--- GIVEN TASK ---
Restate each of the lines below word for word and drop every picture.
======== DATASET CONTENT
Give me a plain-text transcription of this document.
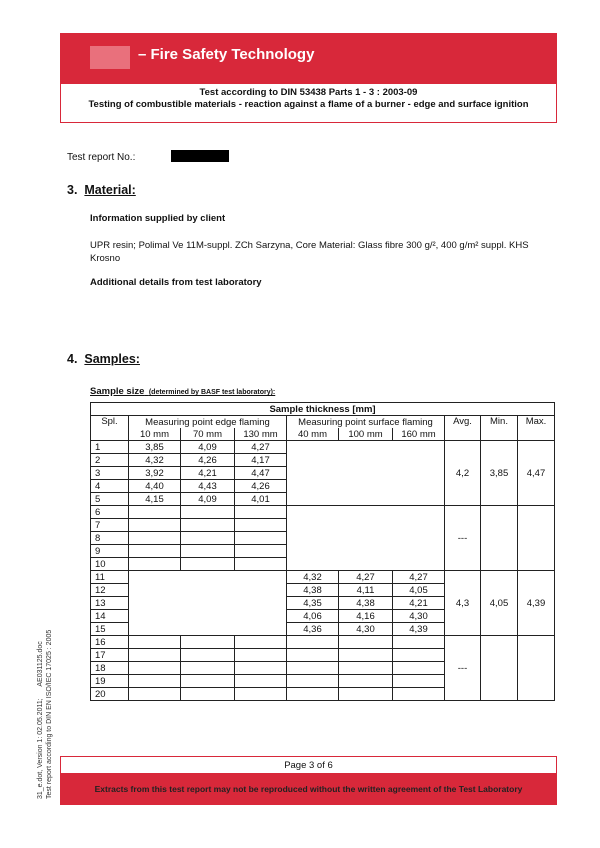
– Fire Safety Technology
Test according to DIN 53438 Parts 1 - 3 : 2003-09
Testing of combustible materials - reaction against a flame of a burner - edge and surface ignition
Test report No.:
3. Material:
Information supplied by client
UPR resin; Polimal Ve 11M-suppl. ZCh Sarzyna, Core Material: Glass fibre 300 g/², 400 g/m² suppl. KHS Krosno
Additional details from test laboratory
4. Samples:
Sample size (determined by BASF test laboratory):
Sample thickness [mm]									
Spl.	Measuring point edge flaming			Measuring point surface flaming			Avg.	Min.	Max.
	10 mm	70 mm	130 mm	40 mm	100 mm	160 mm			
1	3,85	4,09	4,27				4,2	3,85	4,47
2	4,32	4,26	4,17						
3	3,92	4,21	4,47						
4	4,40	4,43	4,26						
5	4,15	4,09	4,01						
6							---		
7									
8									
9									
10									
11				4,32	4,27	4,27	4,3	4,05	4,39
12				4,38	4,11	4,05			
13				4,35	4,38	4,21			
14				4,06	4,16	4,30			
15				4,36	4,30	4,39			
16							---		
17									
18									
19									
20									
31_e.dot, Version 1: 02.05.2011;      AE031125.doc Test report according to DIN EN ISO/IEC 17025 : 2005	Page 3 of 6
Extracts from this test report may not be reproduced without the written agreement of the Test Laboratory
================
--- TASK RESULT ---
Give me a plain-text transcription of this document.
– Fire Safety Technology
Test according to DIN 53438 Parts 1 - 3 : 2003-09
Testing of combustible materials - reaction against a flame of a burner - edge and surface ignition
Test report No.:
3. Material:
Information supplied by client
UPR resin; Polimal Ve 11M-suppl. ZCh Sarzyna, Core Material: Glass fibre 300 g/², 400 g/m² suppl. KHS Krosno
Additional details from test laboratory
4. Samples:
Sample size (determined by BASF test laboratory):
Sample thickness [mm]									
Spl.	Measuring point edge flaming			Measuring point surface flaming			Avg.	Min.	Max.
	10 mm	70 mm	130 mm	40 mm	100 mm	160 mm			
1	3,85	4,09	4,27				4,2	3,85	4,47
2	4,32	4,26	4,17						
3	3,92	4,21	4,47						
4	4,40	4,43	4,26						
5	4,15	4,09	4,01						
6							---		
7									
8									
9									
10									
11				4,32	4,27	4,27	4,3	4,05	4,39
12				4,38	4,11	4,05			
13				4,35	4,38	4,21			
14				4,06	4,16	4,30			
15				4,36	4,30	4,39			
16							---		
17									
18									
19									
20									
31_e.dot, Version 1: 02.05.2011;      AE031125.doc Test report according to DIN EN ISO/IEC 17025 : 2005	Page 3 of 6
Extracts from this test report may not be reproduced without the written agreement of the Test Laboratory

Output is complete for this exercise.